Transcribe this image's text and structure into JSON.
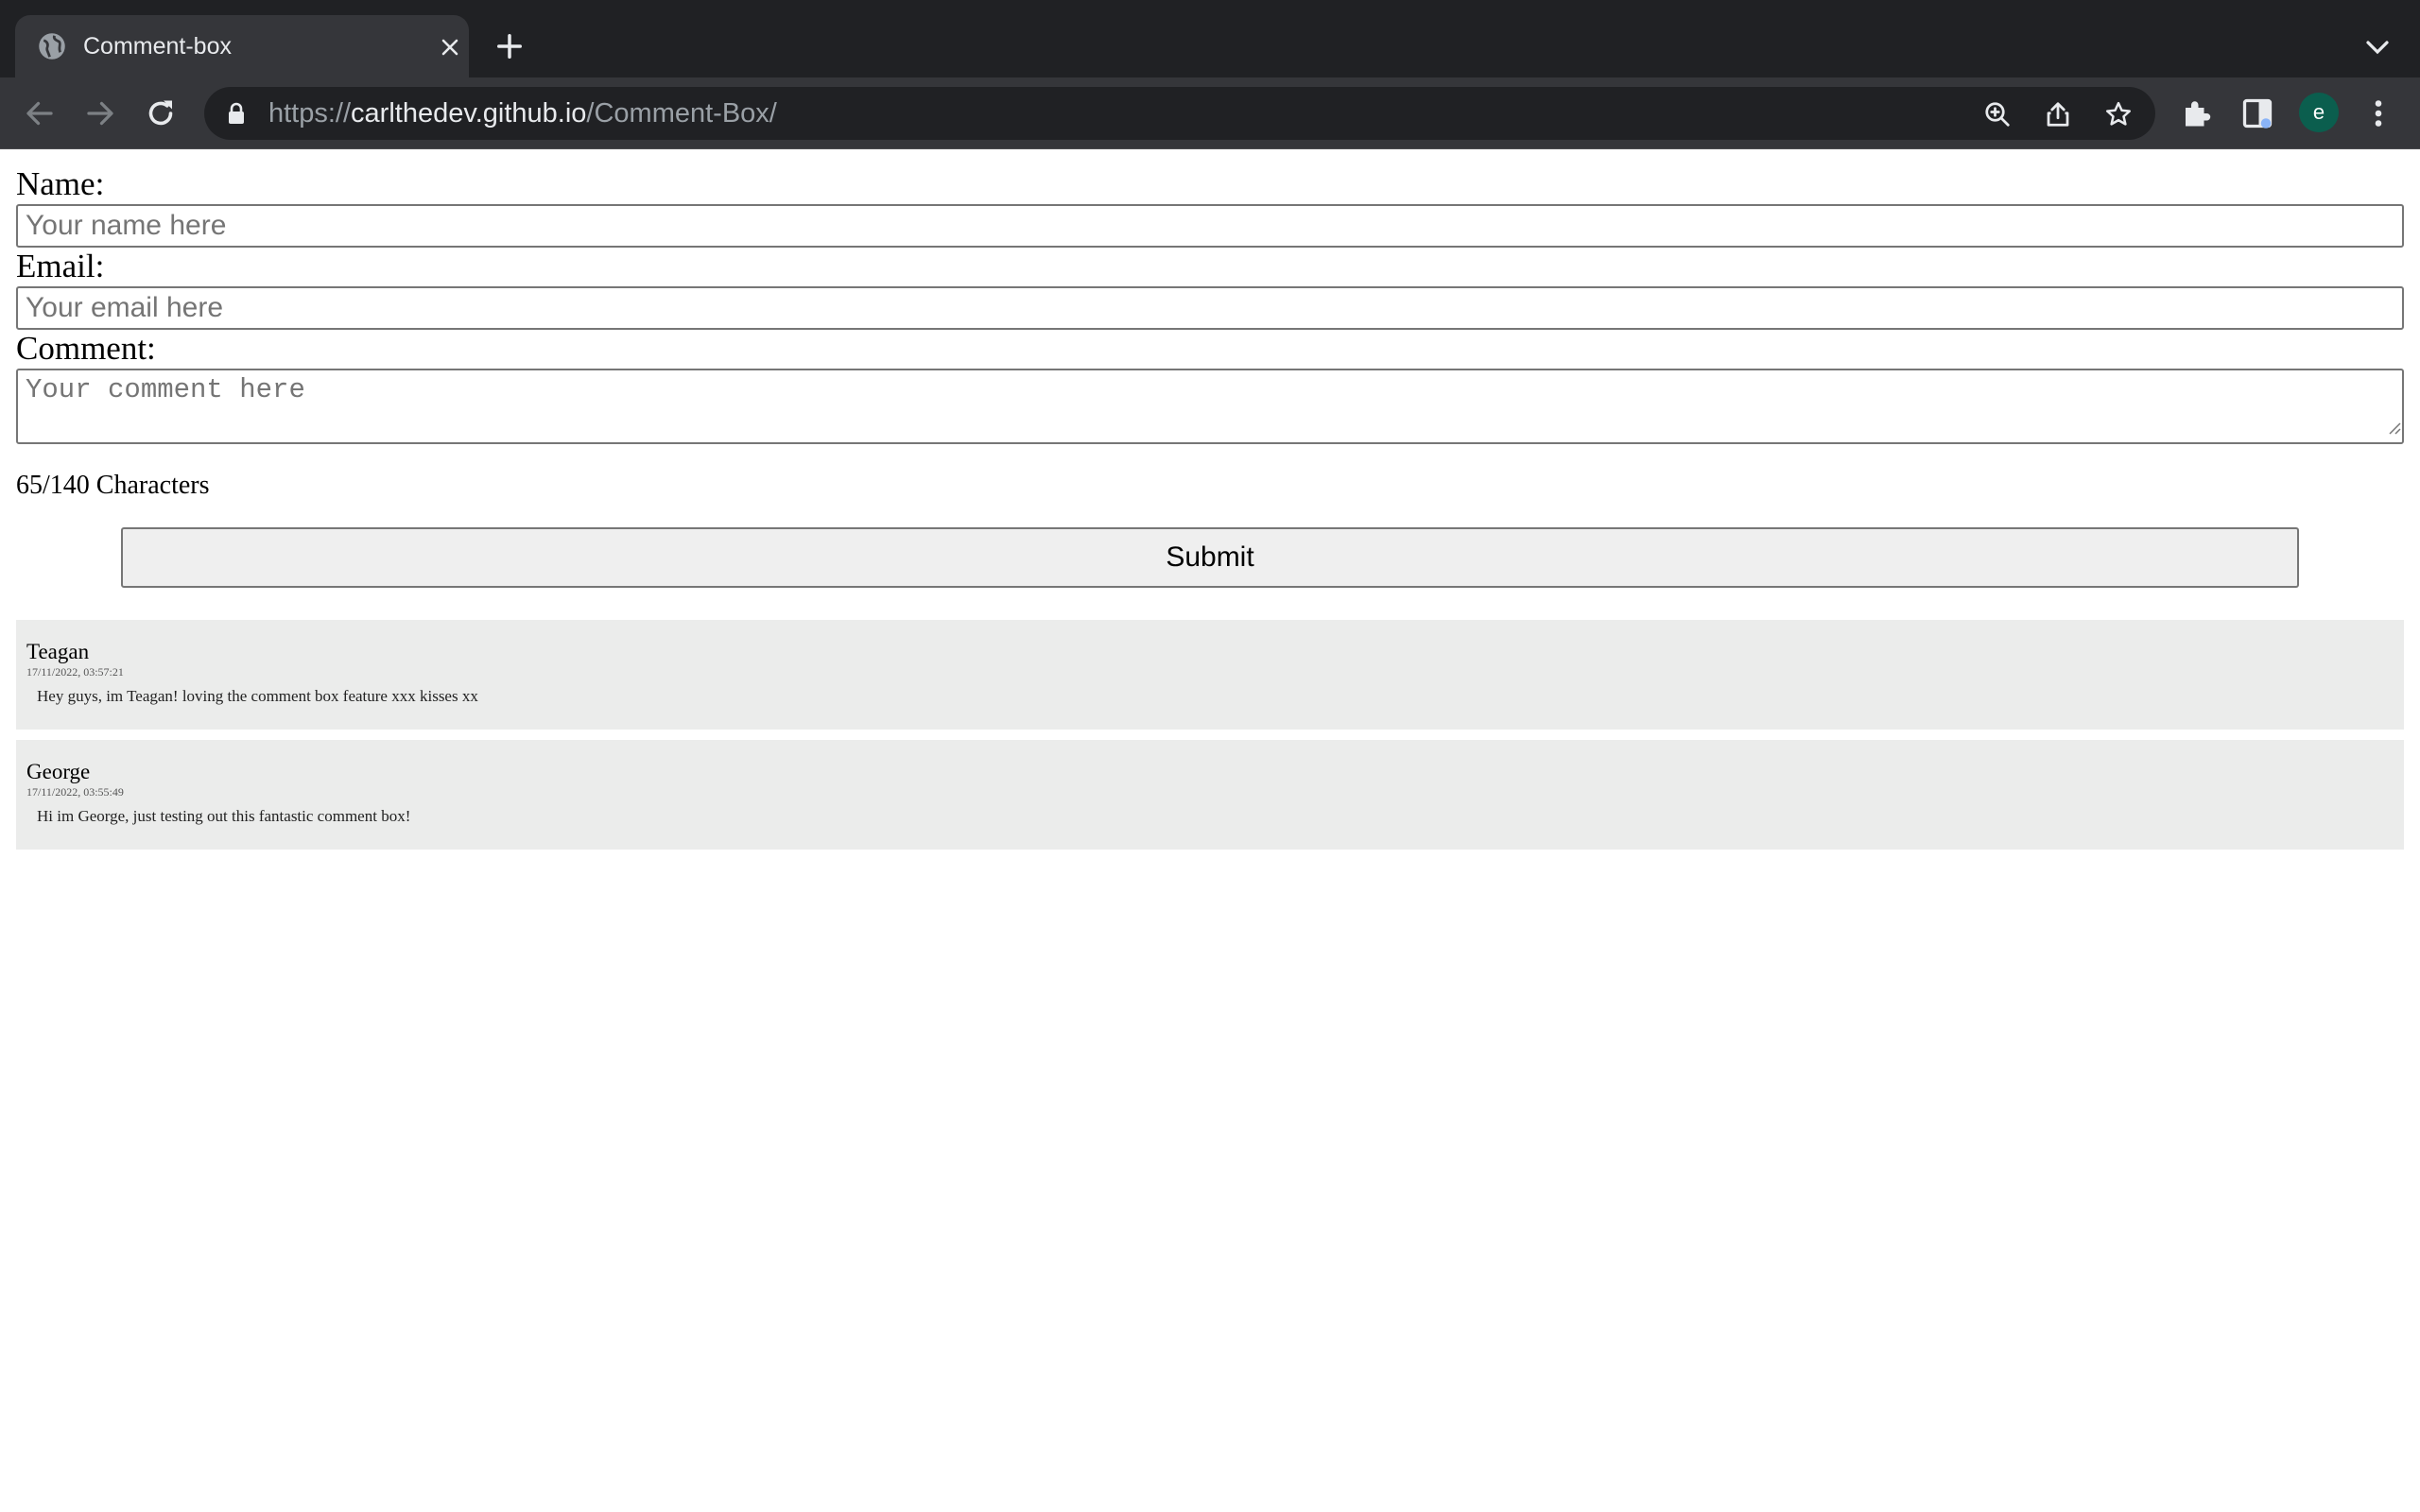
{
  "browser": {
    "tab_title": "Comment-box",
    "url_scheme": "https://",
    "url_host": "carlthedev.github.io",
    "url_path": "/Comment-Box/",
    "profile_initial": "e"
  },
  "form": {
    "name_label": "Name:",
    "name_placeholder": "Your name here",
    "email_label": "Email:",
    "email_placeholder": "Your email here",
    "comment_label": "Comment:",
    "comment_placeholder": "Your comment here",
    "counter": "65/140 Characters",
    "submit_label": "Submit"
  },
  "comments": [
    {
      "name": "Teagan",
      "timestamp": "17/11/2022, 03:57:21",
      "text": "Hey guys, im Teagan! loving the comment box feature xxx kisses xx"
    },
    {
      "name": "George",
      "timestamp": "17/11/2022, 03:55:49",
      "text": "Hi im George, just testing out this fantastic comment box!"
    }
  ]
}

__Do this__: Report back each line of the entries that holds the string "George".

__Full response__:
      "name": "George",
      "text": "Hi im George, just testing out this fantastic comment box!"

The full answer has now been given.